* **Exercise brief**: Only the pictures are left out: repeat the rest of the entries exactly.

• • •

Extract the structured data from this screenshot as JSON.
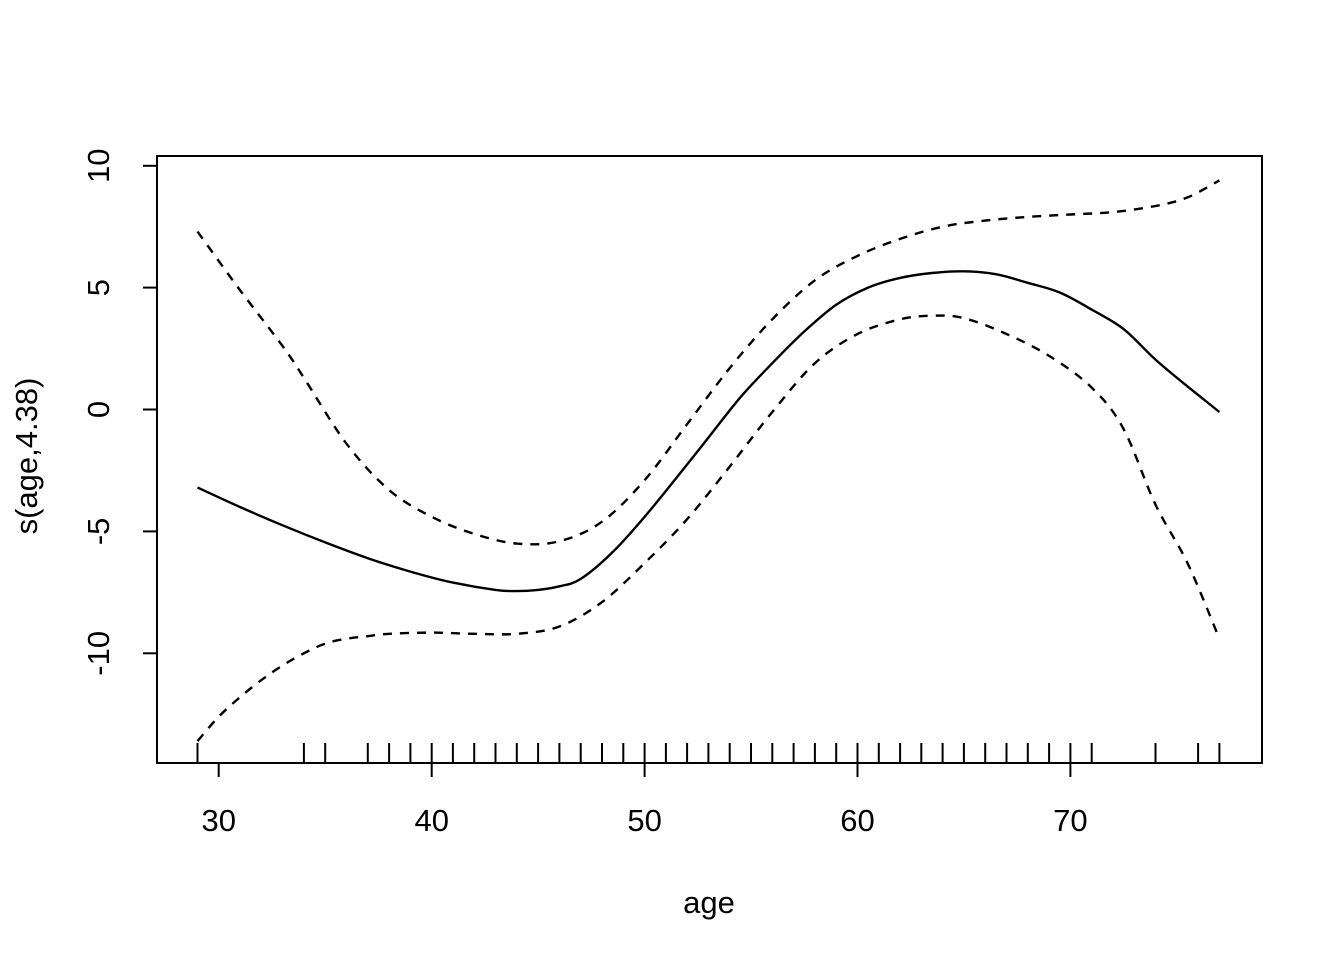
{
  "chart_data": {
    "type": "line",
    "title": "",
    "xlabel": "age",
    "ylabel": "s(age,4.38)",
    "xlim": [
      27.1,
      79.0
    ],
    "ylim": [
      -14.5,
      10.4
    ],
    "x_ticks": [
      30,
      40,
      50,
      60,
      70
    ],
    "y_ticks": [
      -10,
      -5,
      0,
      5,
      10
    ],
    "grid": false,
    "legend": "none",
    "line_color": "#000000",
    "background_color": "#ffffff",
    "rug_x": [
      29,
      34,
      35,
      37,
      38,
      39,
      40,
      41,
      42,
      43,
      44,
      45,
      46,
      47,
      48,
      49,
      50,
      51,
      52,
      53,
      54,
      55,
      56,
      57,
      58,
      59,
      60,
      61,
      62,
      63,
      64,
      65,
      66,
      67,
      68,
      69,
      70,
      71,
      74,
      76,
      77
    ],
    "series": [
      {
        "name": "smooth fit",
        "style": "solid",
        "x": [
          29,
          31,
          33,
          35,
          37,
          39,
          41,
          43,
          44,
          45,
          46,
          47,
          48.5,
          50,
          51.5,
          53,
          54.5,
          56,
          57.5,
          59,
          60.5,
          62,
          63.5,
          65,
          66.5,
          68,
          69.5,
          71,
          72.5,
          74,
          75.5,
          77
        ],
        "y": [
          -3.2,
          -4.0,
          -4.75,
          -5.45,
          -6.1,
          -6.65,
          -7.1,
          -7.4,
          -7.45,
          -7.4,
          -7.25,
          -6.95,
          -5.85,
          -4.4,
          -2.8,
          -1.15,
          0.5,
          1.9,
          3.2,
          4.3,
          5.0,
          5.4,
          5.6,
          5.67,
          5.55,
          5.2,
          4.8,
          4.1,
          3.3,
          2.05,
          0.95,
          -0.1
        ]
      },
      {
        "name": "upper 95% CI",
        "style": "dashed",
        "x": [
          29,
          31,
          33,
          34,
          36,
          38,
          40,
          42,
          44,
          46,
          48,
          50,
          52,
          54,
          56,
          58,
          60,
          62,
          64,
          66,
          68,
          70,
          72,
          74,
          75.5,
          77
        ],
        "y": [
          7.3,
          4.9,
          2.6,
          1.3,
          -1.4,
          -3.3,
          -4.4,
          -5.1,
          -5.5,
          -5.4,
          -4.6,
          -2.9,
          -0.6,
          1.7,
          3.7,
          5.3,
          6.3,
          7.0,
          7.5,
          7.75,
          7.9,
          8.0,
          8.1,
          8.35,
          8.7,
          9.4
        ]
      },
      {
        "name": "lower 95% CI",
        "style": "dashed",
        "x": [
          29,
          30,
          31,
          32,
          33,
          34,
          35,
          36,
          37,
          38,
          40,
          42,
          44,
          46,
          48,
          50,
          52,
          54,
          56,
          58,
          60,
          62,
          63.5,
          65,
          67,
          69,
          71,
          72.5,
          74,
          75.5,
          77
        ],
        "y": [
          -13.6,
          -12.6,
          -11.8,
          -11.1,
          -10.5,
          -10.0,
          -9.6,
          -9.4,
          -9.3,
          -9.2,
          -9.15,
          -9.2,
          -9.2,
          -8.9,
          -7.9,
          -6.3,
          -4.5,
          -2.34,
          -0.1,
          1.9,
          3.1,
          3.7,
          3.85,
          3.75,
          3.1,
          2.2,
          0.9,
          -0.8,
          -3.9,
          -6.3,
          -9.4
        ]
      }
    ]
  }
}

• • •

* **Full output**:
Extract the structured data from this screenshot as JSON.
{
  "chart_data": {
    "type": "line",
    "title": "",
    "xlabel": "age",
    "ylabel": "s(age,4.38)",
    "xlim": [
      27.1,
      79.0
    ],
    "ylim": [
      -14.5,
      10.4
    ],
    "x_ticks": [
      30,
      40,
      50,
      60,
      70
    ],
    "y_ticks": [
      -10,
      -5,
      0,
      5,
      10
    ],
    "grid": false,
    "legend": "none",
    "line_color": "#000000",
    "background_color": "#ffffff",
    "rug_x": [
      29,
      34,
      35,
      37,
      38,
      39,
      40,
      41,
      42,
      43,
      44,
      45,
      46,
      47,
      48,
      49,
      50,
      51,
      52,
      53,
      54,
      55,
      56,
      57,
      58,
      59,
      60,
      61,
      62,
      63,
      64,
      65,
      66,
      67,
      68,
      69,
      70,
      71,
      74,
      76,
      77
    ],
    "series": [
      {
        "name": "smooth fit",
        "style": "solid",
        "x": [
          29,
          31,
          33,
          35,
          37,
          39,
          41,
          43,
          44,
          45,
          46,
          47,
          48.5,
          50,
          51.5,
          53,
          54.5,
          56,
          57.5,
          59,
          60.5,
          62,
          63.5,
          65,
          66.5,
          68,
          69.5,
          71,
          72.5,
          74,
          75.5,
          77
        ],
        "y": [
          -3.2,
          -4.0,
          -4.75,
          -5.45,
          -6.1,
          -6.65,
          -7.1,
          -7.4,
          -7.45,
          -7.4,
          -7.25,
          -6.95,
          -5.85,
          -4.4,
          -2.8,
          -1.15,
          0.5,
          1.9,
          3.2,
          4.3,
          5.0,
          5.4,
          5.6,
          5.67,
          5.55,
          5.2,
          4.8,
          4.1,
          3.3,
          2.05,
          0.95,
          -0.1
        ]
      },
      {
        "name": "upper 95% CI",
        "style": "dashed",
        "x": [
          29,
          31,
          33,
          34,
          36,
          38,
          40,
          42,
          44,
          46,
          48,
          50,
          52,
          54,
          56,
          58,
          60,
          62,
          64,
          66,
          68,
          70,
          72,
          74,
          75.5,
          77
        ],
        "y": [
          7.3,
          4.9,
          2.6,
          1.3,
          -1.4,
          -3.3,
          -4.4,
          -5.1,
          -5.5,
          -5.4,
          -4.6,
          -2.9,
          -0.6,
          1.7,
          3.7,
          5.3,
          6.3,
          7.0,
          7.5,
          7.75,
          7.9,
          8.0,
          8.1,
          8.35,
          8.7,
          9.4
        ]
      },
      {
        "name": "lower 95% CI",
        "style": "dashed",
        "x": [
          29,
          30,
          31,
          32,
          33,
          34,
          35,
          36,
          37,
          38,
          40,
          42,
          44,
          46,
          48,
          50,
          52,
          54,
          56,
          58,
          60,
          62,
          63.5,
          65,
          67,
          69,
          71,
          72.5,
          74,
          75.5,
          77
        ],
        "y": [
          -13.6,
          -12.6,
          -11.8,
          -11.1,
          -10.5,
          -10.0,
          -9.6,
          -9.4,
          -9.3,
          -9.2,
          -9.15,
          -9.2,
          -9.2,
          -8.9,
          -7.9,
          -6.3,
          -4.5,
          -2.34,
          -0.1,
          1.9,
          3.1,
          3.7,
          3.85,
          3.75,
          3.1,
          2.2,
          0.9,
          -0.8,
          -3.9,
          -6.3,
          -9.4
        ]
      }
    ]
  }
}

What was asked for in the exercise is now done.